Exactly how many lines in the entries contain "especies"? Give that number alone.

★ ★ ★ ★ ★ ★ ★

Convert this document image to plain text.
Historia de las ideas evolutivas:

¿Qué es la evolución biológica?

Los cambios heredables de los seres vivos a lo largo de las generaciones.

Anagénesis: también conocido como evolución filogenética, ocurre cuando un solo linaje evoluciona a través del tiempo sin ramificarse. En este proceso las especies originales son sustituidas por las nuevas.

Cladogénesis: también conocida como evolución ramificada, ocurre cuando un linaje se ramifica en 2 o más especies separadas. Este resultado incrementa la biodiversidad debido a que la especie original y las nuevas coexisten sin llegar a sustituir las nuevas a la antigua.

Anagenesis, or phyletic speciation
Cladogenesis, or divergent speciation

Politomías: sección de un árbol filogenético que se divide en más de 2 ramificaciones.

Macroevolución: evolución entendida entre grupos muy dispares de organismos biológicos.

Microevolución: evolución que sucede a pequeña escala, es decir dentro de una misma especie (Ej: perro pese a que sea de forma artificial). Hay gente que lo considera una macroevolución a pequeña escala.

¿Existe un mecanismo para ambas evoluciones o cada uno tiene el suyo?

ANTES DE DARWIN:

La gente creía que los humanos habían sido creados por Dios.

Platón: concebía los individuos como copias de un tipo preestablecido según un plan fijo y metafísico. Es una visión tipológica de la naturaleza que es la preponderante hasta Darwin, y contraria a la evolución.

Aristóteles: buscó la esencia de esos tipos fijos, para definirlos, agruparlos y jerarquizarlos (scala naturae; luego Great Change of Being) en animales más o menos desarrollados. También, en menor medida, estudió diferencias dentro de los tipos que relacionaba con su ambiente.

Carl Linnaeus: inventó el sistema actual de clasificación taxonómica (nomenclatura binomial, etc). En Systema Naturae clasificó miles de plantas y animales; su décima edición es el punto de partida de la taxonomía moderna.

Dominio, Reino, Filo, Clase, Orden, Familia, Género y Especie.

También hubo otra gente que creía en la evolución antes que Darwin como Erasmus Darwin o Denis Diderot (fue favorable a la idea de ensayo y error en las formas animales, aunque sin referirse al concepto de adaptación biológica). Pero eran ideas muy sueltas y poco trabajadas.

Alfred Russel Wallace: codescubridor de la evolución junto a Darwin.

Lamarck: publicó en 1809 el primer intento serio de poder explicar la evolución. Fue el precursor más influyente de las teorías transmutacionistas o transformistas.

★ ★ ★ ★ ★ ★ ★

• [Answer]
2